[[ Text for analysis, beginning ]]
CRVO – Patients with CRVO have generally worse outcomes, with final visual acuity dependent upon visual acuity at presentation. The Central Retinal Vein Occlusion Study followed 725 patients with CRVO over three years [25]. Two-thirds of patients who presented with visual acuity better than 20/40 maintained visual acuity in the same range, and only 10 percent had worsening of visual acuity to less than 20/200. Among patients who presented with visual acuity 20/50 to 20/200, nearly half maintained visual acuity in the same range and one-third progressed to a visual acuity of less than 20/200. Only 20 percent of patients with initial visual acuity of less than 20/200 had some improvement in vision. Patients with ischemic CRVO are at high risk for poor visual acuity at initial presentation and over the long term compared with those with nonischemic CRVO [27].
[[ Text for analysis, end ]]
# How to complete this task
According to the text on central retinal vein occlusion outcomes, how many patients did the Central Retinal Vein Occlusion Study follow, and over what period?
[[ Supplied material, beginning ]]
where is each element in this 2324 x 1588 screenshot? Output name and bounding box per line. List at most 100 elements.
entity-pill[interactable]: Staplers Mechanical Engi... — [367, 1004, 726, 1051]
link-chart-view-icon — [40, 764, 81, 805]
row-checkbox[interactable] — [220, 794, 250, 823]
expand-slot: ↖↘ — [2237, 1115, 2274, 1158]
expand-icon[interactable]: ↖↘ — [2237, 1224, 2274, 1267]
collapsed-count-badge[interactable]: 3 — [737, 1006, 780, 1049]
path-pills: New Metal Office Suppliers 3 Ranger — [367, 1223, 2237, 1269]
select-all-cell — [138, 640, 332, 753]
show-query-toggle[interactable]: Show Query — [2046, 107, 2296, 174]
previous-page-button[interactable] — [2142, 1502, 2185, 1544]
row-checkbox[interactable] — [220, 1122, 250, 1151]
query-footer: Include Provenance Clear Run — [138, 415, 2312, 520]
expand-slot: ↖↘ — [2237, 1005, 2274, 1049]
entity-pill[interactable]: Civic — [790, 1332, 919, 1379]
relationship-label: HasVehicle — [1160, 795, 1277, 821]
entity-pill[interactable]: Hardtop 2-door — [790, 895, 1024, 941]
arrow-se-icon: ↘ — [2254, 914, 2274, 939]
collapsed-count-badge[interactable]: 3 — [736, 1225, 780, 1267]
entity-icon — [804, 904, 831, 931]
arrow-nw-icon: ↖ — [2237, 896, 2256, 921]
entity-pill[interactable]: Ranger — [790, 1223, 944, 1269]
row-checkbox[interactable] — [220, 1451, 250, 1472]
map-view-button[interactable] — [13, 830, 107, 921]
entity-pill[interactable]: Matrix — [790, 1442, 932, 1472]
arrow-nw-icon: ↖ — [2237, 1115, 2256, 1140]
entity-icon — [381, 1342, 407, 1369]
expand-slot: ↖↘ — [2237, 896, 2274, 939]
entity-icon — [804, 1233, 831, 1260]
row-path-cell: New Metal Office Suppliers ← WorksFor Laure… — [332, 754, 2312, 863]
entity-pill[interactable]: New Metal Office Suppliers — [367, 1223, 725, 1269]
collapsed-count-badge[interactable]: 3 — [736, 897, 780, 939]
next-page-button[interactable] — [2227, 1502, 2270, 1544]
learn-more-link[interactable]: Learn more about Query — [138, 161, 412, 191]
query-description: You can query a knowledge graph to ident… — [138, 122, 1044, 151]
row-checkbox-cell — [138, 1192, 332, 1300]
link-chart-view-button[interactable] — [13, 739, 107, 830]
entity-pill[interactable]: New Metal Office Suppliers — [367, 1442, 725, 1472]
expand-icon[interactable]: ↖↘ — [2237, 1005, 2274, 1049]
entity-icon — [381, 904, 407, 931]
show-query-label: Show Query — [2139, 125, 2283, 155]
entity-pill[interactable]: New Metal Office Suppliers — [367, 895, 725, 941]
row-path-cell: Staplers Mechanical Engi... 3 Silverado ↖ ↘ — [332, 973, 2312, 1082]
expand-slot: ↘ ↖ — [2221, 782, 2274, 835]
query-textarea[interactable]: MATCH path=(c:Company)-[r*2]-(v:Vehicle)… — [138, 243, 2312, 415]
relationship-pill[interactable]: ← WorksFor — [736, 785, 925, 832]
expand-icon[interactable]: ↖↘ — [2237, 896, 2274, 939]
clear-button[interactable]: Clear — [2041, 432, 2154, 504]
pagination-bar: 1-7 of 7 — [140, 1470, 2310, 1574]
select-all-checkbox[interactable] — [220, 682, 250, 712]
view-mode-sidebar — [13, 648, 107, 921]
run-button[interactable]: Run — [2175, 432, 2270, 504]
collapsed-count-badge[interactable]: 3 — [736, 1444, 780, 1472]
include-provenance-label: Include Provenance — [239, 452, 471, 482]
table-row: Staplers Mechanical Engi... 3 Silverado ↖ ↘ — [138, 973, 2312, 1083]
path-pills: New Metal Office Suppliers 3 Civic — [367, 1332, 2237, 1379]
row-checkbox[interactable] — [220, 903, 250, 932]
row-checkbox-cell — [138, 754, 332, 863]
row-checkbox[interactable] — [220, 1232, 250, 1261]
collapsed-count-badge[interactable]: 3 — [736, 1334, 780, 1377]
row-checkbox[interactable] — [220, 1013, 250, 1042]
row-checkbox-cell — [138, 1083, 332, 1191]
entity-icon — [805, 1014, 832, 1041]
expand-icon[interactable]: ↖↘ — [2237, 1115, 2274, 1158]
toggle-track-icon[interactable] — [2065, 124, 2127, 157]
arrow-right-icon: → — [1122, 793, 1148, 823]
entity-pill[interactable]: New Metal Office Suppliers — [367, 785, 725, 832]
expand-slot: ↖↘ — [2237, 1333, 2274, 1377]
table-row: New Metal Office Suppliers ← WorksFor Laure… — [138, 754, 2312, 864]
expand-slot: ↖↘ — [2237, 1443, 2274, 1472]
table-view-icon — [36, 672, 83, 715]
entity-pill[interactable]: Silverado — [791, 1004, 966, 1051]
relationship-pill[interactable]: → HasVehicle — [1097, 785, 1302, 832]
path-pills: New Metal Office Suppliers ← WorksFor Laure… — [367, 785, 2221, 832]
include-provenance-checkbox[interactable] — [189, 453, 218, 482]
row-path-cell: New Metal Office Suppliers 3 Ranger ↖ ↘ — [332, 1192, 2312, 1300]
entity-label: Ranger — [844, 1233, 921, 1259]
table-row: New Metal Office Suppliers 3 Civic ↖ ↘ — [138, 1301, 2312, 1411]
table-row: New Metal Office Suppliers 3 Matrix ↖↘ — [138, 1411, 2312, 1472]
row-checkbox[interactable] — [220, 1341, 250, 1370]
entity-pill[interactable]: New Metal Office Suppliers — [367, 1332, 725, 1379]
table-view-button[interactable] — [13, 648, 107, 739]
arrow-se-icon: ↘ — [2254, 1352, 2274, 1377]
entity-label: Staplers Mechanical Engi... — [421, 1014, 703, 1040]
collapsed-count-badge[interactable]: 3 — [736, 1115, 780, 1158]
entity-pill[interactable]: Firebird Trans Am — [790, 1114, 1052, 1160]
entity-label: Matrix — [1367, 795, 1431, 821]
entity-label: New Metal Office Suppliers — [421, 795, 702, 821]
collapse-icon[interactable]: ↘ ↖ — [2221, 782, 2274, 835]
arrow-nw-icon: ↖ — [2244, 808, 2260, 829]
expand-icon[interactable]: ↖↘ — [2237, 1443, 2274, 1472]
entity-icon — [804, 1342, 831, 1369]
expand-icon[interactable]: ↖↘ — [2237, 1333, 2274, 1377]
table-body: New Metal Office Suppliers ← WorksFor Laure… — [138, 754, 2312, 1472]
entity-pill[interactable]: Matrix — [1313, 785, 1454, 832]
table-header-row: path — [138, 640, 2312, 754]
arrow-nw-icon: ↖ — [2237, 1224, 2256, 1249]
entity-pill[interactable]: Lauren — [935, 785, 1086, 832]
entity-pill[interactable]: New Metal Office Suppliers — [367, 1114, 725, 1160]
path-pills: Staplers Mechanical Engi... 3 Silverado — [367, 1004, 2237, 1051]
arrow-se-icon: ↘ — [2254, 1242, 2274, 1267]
[[ Supplied material, end ]]
# Result of this task
725 patients over three years.